== INPUT RECORDS ==

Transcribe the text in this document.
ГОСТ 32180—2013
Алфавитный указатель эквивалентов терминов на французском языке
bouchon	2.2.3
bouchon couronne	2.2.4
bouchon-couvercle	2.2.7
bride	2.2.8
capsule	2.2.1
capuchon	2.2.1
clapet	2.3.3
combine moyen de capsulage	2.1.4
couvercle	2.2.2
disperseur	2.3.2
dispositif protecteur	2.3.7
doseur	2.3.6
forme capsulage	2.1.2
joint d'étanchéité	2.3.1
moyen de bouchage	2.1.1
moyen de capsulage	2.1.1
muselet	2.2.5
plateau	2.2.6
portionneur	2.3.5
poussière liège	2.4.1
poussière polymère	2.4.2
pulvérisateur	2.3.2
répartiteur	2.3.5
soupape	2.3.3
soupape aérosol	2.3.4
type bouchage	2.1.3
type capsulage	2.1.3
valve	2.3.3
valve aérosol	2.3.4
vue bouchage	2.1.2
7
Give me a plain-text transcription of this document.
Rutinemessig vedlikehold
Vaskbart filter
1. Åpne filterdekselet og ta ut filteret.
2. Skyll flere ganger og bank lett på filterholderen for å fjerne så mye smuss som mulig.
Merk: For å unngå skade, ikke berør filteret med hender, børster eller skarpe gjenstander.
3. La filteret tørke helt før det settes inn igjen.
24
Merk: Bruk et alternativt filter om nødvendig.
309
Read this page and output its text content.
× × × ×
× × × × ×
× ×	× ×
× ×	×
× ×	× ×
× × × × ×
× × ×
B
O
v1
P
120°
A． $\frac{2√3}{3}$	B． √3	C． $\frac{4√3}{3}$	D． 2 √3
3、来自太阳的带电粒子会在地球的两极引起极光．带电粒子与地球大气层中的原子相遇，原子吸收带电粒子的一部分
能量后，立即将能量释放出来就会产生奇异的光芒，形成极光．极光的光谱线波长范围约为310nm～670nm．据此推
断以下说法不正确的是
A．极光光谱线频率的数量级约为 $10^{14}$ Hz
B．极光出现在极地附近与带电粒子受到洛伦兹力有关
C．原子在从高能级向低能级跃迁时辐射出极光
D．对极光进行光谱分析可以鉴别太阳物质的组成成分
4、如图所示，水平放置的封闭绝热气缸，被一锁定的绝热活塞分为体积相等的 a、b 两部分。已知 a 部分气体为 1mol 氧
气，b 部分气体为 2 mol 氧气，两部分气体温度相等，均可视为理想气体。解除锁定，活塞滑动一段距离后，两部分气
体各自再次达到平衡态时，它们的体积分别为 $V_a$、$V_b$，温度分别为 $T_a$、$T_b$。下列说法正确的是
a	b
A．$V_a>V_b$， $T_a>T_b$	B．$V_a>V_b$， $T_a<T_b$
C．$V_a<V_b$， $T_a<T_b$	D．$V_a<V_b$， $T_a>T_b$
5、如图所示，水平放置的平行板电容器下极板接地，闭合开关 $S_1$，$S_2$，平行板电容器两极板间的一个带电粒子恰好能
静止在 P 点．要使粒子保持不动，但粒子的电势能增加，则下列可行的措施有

===

● WHAT THE TASK REQUIRES: Write out every entry again exactly, please, with nothing missing.

● RESPONSE FOR THIS EXERCISE:
Transcribe the text in this document.
ГОСТ 32180—2013
Алфавитный указатель эквивалентов терминов на французском языке
bouchon	2.2.3
bouchon couronne	2.2.4
bouchon-couvercle	2.2.7
bride	2.2.8
capsule	2.2.1
capuchon	2.2.1
clapet	2.3.3
combine moyen de capsulage	2.1.4
couvercle	2.2.2
disperseur	2.3.2
dispositif protecteur	2.3.7
doseur	2.3.6
forme capsulage	2.1.2
joint d'étanchéité	2.3.1
moyen de bouchage	2.1.1
moyen de capsulage	2.1.1
muselet	2.2.5
plateau	2.2.6
portionneur	2.3.5
poussière liège	2.4.1
poussière polymère	2.4.2
pulvérisateur	2.3.2
répartiteur	2.3.5
soupape	2.3.3
soupape aérosol	2.3.4
type bouchage	2.1.3
type capsulage	2.1.3
valve	2.3.3
valve aérosol	2.3.4
vue bouchage	2.1.2
7
Give me a plain-text transcription of this document.
Rutinemessig vedlikehold
Vaskbart filter
1. Åpne filterdekselet og ta ut filteret.
2. Skyll flere ganger og bank lett på filterholderen for å fjerne så mye smuss som mulig.
Merk: For å unngå skade, ikke berør filteret med hender, børster eller skarpe gjenstander.
3. La filteret tørke helt før det settes inn igjen.
24
Merk: Bruk et alternativt filter om nødvendig.
309
Read this page and output its text content.
× × × ×
× × × × ×
× ×	× ×
× ×	×
× ×	× ×
× × × × ×
× × ×
B
O
v1
P
120°
A． $\frac{2√3}{3}$	B． √3	C． $\frac{4√3}{3}$	D． 2 √3
3、来自太阳的带电粒子会在地球的两极引起极光．带电粒子与地球大气层中的原子相遇，原子吸收带电粒子的一部分
能量后，立即将能量释放出来就会产生奇异的光芒，形成极光．极光的光谱线波长范围约为310nm～670nm．据此推
断以下说法不正确的是
A．极光光谱线频率的数量级约为 $10^{14}$ Hz
B．极光出现在极地附近与带电粒子受到洛伦兹力有关
C．原子在从高能级向低能级跃迁时辐射出极光
D．对极光进行光谱分析可以鉴别太阳物质的组成成分
4、如图所示，水平放置的封闭绝热气缸，被一锁定的绝热活塞分为体积相等的 a、b 两部分。已知 a 部分气体为 1mol 氧
气，b 部分气体为 2 mol 氧气，两部分气体温度相等，均可视为理想气体。解除锁定，活塞滑动一段距离后，两部分气
体各自再次达到平衡态时，它们的体积分别为 $V_a$、$V_b$，温度分别为 $T_a$、$T_b$。下列说法正确的是
a	b
A．$V_a>V_b$， $T_a>T_b$	B．$V_a>V_b$， $T_a<T_b$
C．$V_a<V_b$， $T_a<T_b$	D．$V_a<V_b$， $T_a>T_b$
5、如图所示，水平放置的平行板电容器下极板接地，闭合开关 $S_1$，$S_2$，平行板电容器两极板间的一个带电粒子恰好能
静止在 P 点．要使粒子保持不动，但粒子的电势能增加，则下列可行的措施有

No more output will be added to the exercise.